> Exercise directions:
Transcribe all of the material below word for word and leave out its pictures.

Saved entries
------------------------------------

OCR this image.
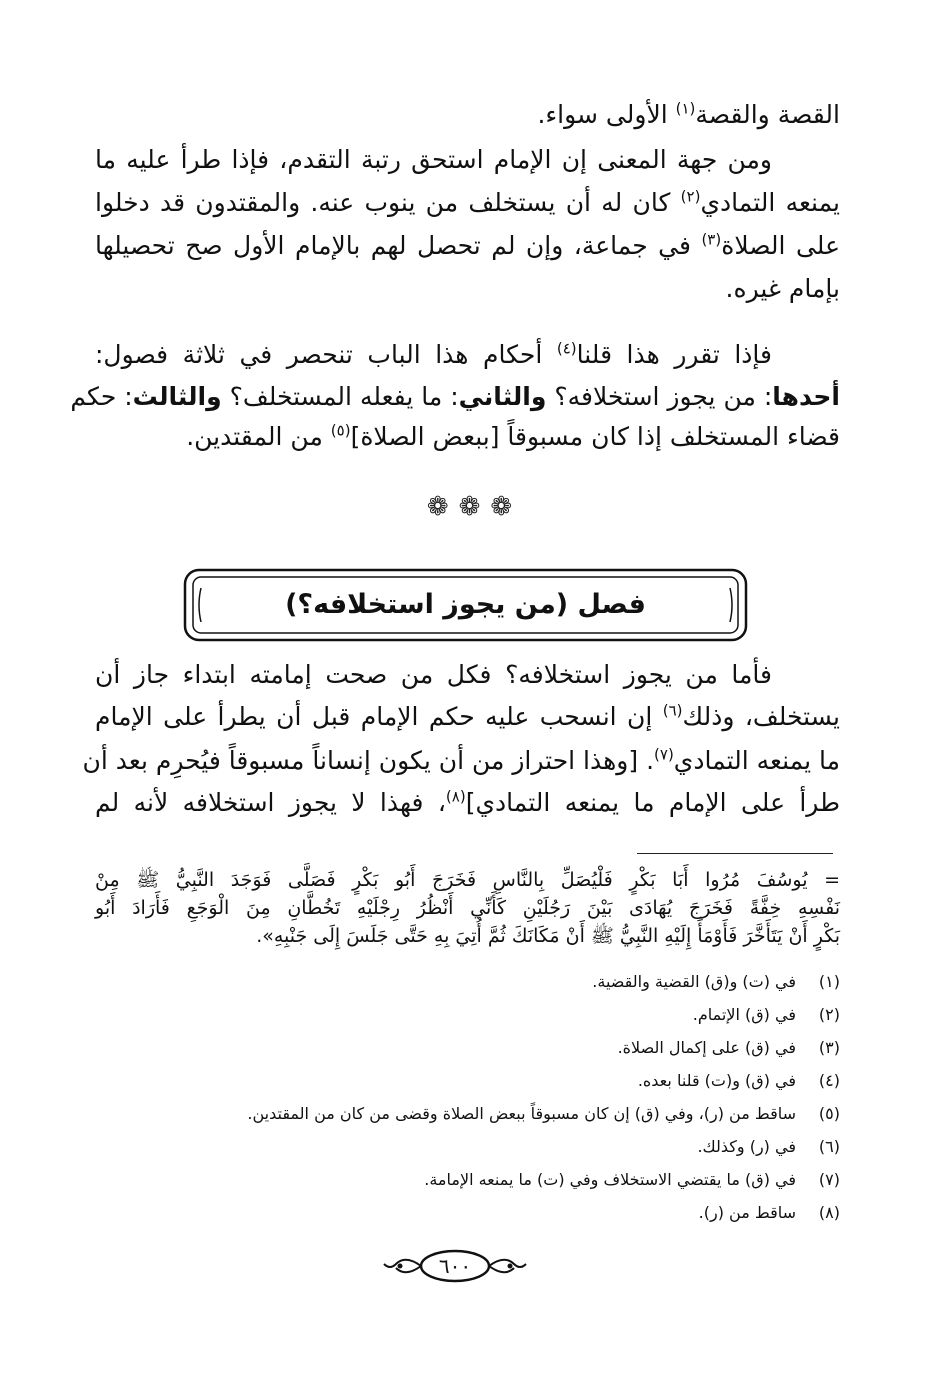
القصة والقصة$^{(١)}$ الأولى سواء.
ومن جهة المعنى إن الإمام استحق رتبة التقدم، فإذا طرأ عليه ما
يمنعه التمادي$^{(٢)}$ كان له أن يستخلف من ينوب عنه. والمقتدون قد دخلوا
على الصلاة$^{(٣)}$ في جماعة، وإن لم تحصل لهم بالإمام الأول صح تحصيلها
بإمام غيره.
فإذا تقرر هذا قلنا$^{(٤)}$ أحكام هذا الباب تنحصر في ثلاثة فصول:
أحدها: من يجوز استخلافه؟ والثاني: ما يفعله المستخلف؟ والثالث: حكم
قضاء المستخلف إذا كان مسبوقاً [ببعض الصلاة]$^{(٥)}$ من المقتدين.
❁❁❁
فصل (من يجوز استخلافه؟)
فأما من يجوز استخلافه؟ فكل من صحت إمامته ابتداء جاز أن
يستخلف، وذلك$^{(٦)}$ إن انسحب عليه حكم الإمام قبل أن يطرأ على الإمام
ما يمنعه التمادي$^{(٧)}$. [وهذا احتراز من أن يكون إنساناً مسبوقاً فيُحرِم بعد أن
طرأ على الإمام ما يمنعه التمادي]$^{(٨)}$، فهذا لا يجوز استخلافه لأنه لم
= يُوسُفَ مُرُوا أَبَا بَكْرٍ فَلْيُصَلِّ بِالنَّاسِ فَخَرَجَ أَبُو بَكْرٍ فَصَلَّى فَوَجَدَ النَّبِيُّ ﷺ مِنْ
نَفْسِهِ خِفَّةً فَخَرَجَ يُهَادَى بَيْنَ رَجُلَيْنِ كَأَنِّي أَنْظُرُ رِجْلَيْهِ تَخُطَّانِ مِنَ الْوَجَعِ فَأَرَادَ أَبُو
بَكْرٍ أَنْ يَتَأَخَّرَ فَأَوْمَأَ إِلَيْهِ النَّبِيُّ ﷺ أَنْ مَكَانَكَ ثُمَّ أُتِيَ بِهِ حَتَّى جَلَسَ إِلَى جَنْبِهِ».
(١)في (ت) و(ق) القضية والقضية.
(٢)في (ق) الإتمام.
(٣)في (ق) على إكمال الصلاة.
(٤)في (ق) و(ت) قلنا بعده.
(٥)ساقط من (ر)، وفي (ق) إن كان مسبوقاً ببعض الصلاة وقضى من كان من المقتدين.
(٦)في (ر) وكذلك.
(٧)في (ق) ما يقتضي الاستخلاف وفي (ت) ما يمنعه الإمامة.
(٨)ساقط من (ر).
٦٠٠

------------------------------------

> Exercise output:
OCR this image.
القصة والقصة$^{(١)}$ الأولى سواء.
ومن جهة المعنى إن الإمام استحق رتبة التقدم، فإذا طرأ عليه ما
يمنعه التمادي$^{(٢)}$ كان له أن يستخلف من ينوب عنه. والمقتدون قد دخلوا
على الصلاة$^{(٣)}$ في جماعة، وإن لم تحصل لهم بالإمام الأول صح تحصيلها
بإمام غيره.
فإذا تقرر هذا قلنا$^{(٤)}$ أحكام هذا الباب تنحصر في ثلاثة فصول:
أحدها: من يجوز استخلافه؟ والثاني: ما يفعله المستخلف؟ والثالث: حكم
قضاء المستخلف إذا كان مسبوقاً [ببعض الصلاة]$^{(٥)}$ من المقتدين.
❁❁❁
فصل (من يجوز استخلافه؟)
فأما من يجوز استخلافه؟ فكل من صحت إمامته ابتداء جاز أن
يستخلف، وذلك$^{(٦)}$ إن انسحب عليه حكم الإمام قبل أن يطرأ على الإمام
ما يمنعه التمادي$^{(٧)}$. [وهذا احتراز من أن يكون إنساناً مسبوقاً فيُحرِم بعد أن
طرأ على الإمام ما يمنعه التمادي]$^{(٨)}$، فهذا لا يجوز استخلافه لأنه لم
= يُوسُفَ مُرُوا أَبَا بَكْرٍ فَلْيُصَلِّ بِالنَّاسِ فَخَرَجَ أَبُو بَكْرٍ فَصَلَّى فَوَجَدَ النَّبِيُّ ﷺ مِنْ
نَفْسِهِ خِفَّةً فَخَرَجَ يُهَادَى بَيْنَ رَجُلَيْنِ كَأَنِّي أَنْظُرُ رِجْلَيْهِ تَخُطَّانِ مِنَ الْوَجَعِ فَأَرَادَ أَبُو
بَكْرٍ أَنْ يَتَأَخَّرَ فَأَوْمَأَ إِلَيْهِ النَّبِيُّ ﷺ أَنْ مَكَانَكَ ثُمَّ أُتِيَ بِهِ حَتَّى جَلَسَ إِلَى جَنْبِهِ».
(١)في (ت) و(ق) القضية والقضية.
(٢)في (ق) الإتمام.
(٣)في (ق) على إكمال الصلاة.
(٤)في (ق) و(ت) قلنا بعده.
(٥)ساقط من (ر)، وفي (ق) إن كان مسبوقاً ببعض الصلاة وقضى من كان من المقتدين.
(٦)في (ر) وكذلك.
(٧)في (ق) ما يقتضي الاستخلاف وفي (ت) ما يمنعه الإمامة.
(٨)ساقط من (ر).
٦٠٠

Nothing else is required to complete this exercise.